**AIM OF THE TASK**
Reproduce the listing below in its entirety. Change nothing.

**PROVIDED DATA**
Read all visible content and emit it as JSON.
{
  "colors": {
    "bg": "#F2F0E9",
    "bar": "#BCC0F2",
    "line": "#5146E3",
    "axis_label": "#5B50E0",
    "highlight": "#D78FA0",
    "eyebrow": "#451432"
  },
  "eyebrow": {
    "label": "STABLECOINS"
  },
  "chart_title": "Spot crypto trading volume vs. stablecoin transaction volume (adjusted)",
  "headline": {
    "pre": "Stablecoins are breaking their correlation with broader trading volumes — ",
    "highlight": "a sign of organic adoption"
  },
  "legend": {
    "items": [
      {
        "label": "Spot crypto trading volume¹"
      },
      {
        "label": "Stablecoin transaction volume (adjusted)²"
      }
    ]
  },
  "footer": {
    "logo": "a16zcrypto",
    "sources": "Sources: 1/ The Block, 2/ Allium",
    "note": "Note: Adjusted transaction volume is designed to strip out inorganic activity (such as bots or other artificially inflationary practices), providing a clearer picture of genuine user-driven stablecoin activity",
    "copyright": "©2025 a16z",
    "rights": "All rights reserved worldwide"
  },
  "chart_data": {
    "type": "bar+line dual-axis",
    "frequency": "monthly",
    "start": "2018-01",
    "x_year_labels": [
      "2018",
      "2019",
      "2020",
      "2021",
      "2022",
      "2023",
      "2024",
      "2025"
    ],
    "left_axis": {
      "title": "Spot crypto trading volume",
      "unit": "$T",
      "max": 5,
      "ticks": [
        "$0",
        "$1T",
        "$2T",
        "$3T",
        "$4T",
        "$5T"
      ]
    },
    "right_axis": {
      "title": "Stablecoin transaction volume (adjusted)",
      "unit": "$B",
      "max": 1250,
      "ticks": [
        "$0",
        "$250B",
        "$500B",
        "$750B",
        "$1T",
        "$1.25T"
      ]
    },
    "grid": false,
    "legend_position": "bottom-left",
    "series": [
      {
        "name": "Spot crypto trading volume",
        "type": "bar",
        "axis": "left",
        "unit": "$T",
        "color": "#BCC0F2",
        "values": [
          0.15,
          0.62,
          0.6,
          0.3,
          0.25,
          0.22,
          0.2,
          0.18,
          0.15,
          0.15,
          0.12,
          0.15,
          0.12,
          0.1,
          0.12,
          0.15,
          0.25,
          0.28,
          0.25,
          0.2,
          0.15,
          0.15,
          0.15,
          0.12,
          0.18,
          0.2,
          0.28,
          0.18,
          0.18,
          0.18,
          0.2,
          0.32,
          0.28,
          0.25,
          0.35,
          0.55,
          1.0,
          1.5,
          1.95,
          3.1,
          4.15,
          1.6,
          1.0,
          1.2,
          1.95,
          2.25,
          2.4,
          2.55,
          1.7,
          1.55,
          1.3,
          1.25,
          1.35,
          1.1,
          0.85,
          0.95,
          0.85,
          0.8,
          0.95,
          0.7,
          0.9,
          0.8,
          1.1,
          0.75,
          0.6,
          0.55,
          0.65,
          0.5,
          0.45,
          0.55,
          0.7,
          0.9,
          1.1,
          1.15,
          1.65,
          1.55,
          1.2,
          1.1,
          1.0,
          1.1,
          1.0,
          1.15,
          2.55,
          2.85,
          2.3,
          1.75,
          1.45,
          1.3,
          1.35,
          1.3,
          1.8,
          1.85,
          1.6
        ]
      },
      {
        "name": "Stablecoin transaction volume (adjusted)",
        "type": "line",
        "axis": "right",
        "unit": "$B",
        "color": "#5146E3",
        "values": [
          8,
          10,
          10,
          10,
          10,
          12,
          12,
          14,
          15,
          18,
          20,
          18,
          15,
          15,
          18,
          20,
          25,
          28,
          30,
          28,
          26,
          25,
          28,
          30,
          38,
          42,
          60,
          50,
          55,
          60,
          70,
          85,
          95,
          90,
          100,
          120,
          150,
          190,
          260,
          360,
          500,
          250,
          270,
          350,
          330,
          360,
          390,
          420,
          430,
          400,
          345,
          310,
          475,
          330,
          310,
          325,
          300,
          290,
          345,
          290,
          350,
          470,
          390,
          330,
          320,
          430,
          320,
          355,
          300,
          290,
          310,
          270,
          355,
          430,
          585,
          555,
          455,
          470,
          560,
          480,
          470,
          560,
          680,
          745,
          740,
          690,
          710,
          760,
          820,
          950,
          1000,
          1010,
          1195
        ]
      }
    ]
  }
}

**EXERCISE ANSWER**
Read all visible content and emit it as JSON.
{
  "colors": {
    "bg": "#F2F0E9",
    "bar": "#BCC0F2",
    "line": "#5146E3",
    "axis_label": "#5B50E0",
    "highlight": "#D78FA0",
    "eyebrow": "#451432"
  },
  "eyebrow": {
    "label": "STABLECOINS"
  },
  "chart_title": "Spot crypto trading volume vs. stablecoin transaction volume (adjusted)",
  "headline": {
    "pre": "Stablecoins are breaking their correlation with broader trading volumes — ",
    "highlight": "a sign of organic adoption"
  },
  "legend": {
    "items": [
      {
        "label": "Spot crypto trading volume¹"
      },
      {
        "label": "Stablecoin transaction volume (adjusted)²"
      }
    ]
  },
  "footer": {
    "logo": "a16zcrypto",
    "sources": "Sources: 1/ The Block, 2/ Allium",
    "note": "Note: Adjusted transaction volume is designed to strip out inorganic activity (such as bots or other artificially inflationary practices), providing a clearer picture of genuine user-driven stablecoin activity",
    "copyright": "©2025 a16z",
    "rights": "All rights reserved worldwide"
  },
  "chart_data": {
    "type": "bar+line dual-axis",
    "frequency": "monthly",
    "start": "2018-01",
    "x_year_labels": [
      "2018",
      "2019",
      "2020",
      "2021",
      "2022",
      "2023",
      "2024",
      "2025"
    ],
    "left_axis": {
      "title": "Spot crypto trading volume",
      "unit": "$T",
      "max": 5,
      "ticks": [
        "$0",
        "$1T",
        "$2T",
        "$3T",
        "$4T",
        "$5T"
      ]
    },
    "right_axis": {
      "title": "Stablecoin transaction volume (adjusted)",
      "unit": "$B",
      "max": 1250,
      "ticks": [
        "$0",
        "$250B",
        "$500B",
        "$750B",
        "$1T",
        "$1.25T"
      ]
    },
    "grid": false,
    "legend_position": "bottom-left",
    "series": [
      {
        "name": "Spot crypto trading volume",
        "type": "bar",
        "axis": "left",
        "unit": "$T",
        "color": "#BCC0F2",
        "values": [
          0.15,
          0.62,
          0.6,
          0.3,
          0.25,
          0.22,
          0.2,
          0.18,
          0.15,
          0.15,
          0.12,
          0.15,
          0.12,
          0.1,
          0.12,
          0.15,
          0.25,
          0.28,
          0.25,
          0.2,
          0.15,
          0.15,
          0.15,
          0.12,
          0.18,
          0.2,
          0.28,
          0.18,
          0.18,
          0.18,
          0.2,
          0.32,
          0.28,
          0.25,
          0.35,
          0.55,
          1.0,
          1.5,
          1.95,
          3.1,
          4.15,
          1.6,
          1.0,
          1.2,
          1.95,
          2.25,
          2.4,
          2.55,
          1.7,
          1.55,
          1.3,
          1.25,
          1.35,
          1.1,
          0.85,
          0.95,
          0.85,
          0.8,
          0.95,
          0.7,
          0.9,
          0.8,
          1.1,
          0.75,
          0.6,
          0.55,
          0.65,
          0.5,
          0.45,
          0.55,
          0.7,
          0.9,
          1.1,
          1.15,
          1.65,
          1.55,
          1.2,
          1.1,
          1.0,
          1.1,
          1.0,
          1.15,
          2.55,
          2.85,
          2.3,
          1.75,
          1.45,
          1.3,
          1.35,
          1.3,
          1.8,
          1.85,
          1.6
        ]
      },
      {
        "name": "Stablecoin transaction volume (adjusted)",
        "type": "line",
        "axis": "right",
        "unit": "$B",
        "color": "#5146E3",
        "values": [
          8,
          10,
          10,
          10,
          10,
          12,
          12,
          14,
          15,
          18,
          20,
          18,
          15,
          15,
          18,
          20,
          25,
          28,
          30,
          28,
          26,
          25,
          28,
          30,
          38,
          42,
          60,
          50,
          55,
          60,
          70,
          85,
          95,
          90,
          100,
          120,
          150,
          190,
          260,
          360,
          500,
          250,
          270,
          350,
          330,
          360,
          390,
          420,
          430,
          400,
          345,
          310,
          475,
          330,
          310,
          325,
          300,
          290,
          345,
          290,
          350,
          470,
          390,
          330,
          320,
          430,
          320,
          355,
          300,
          290,
          310,
          270,
          355,
          430,
          585,
          555,
          455,
          470,
          560,
          480,
          470,
          560,
          680,
          745,
          740,
          690,
          710,
          760,
          820,
          950,
          1000,
          1010,
          1195
        ]
      }
    ]
  }
}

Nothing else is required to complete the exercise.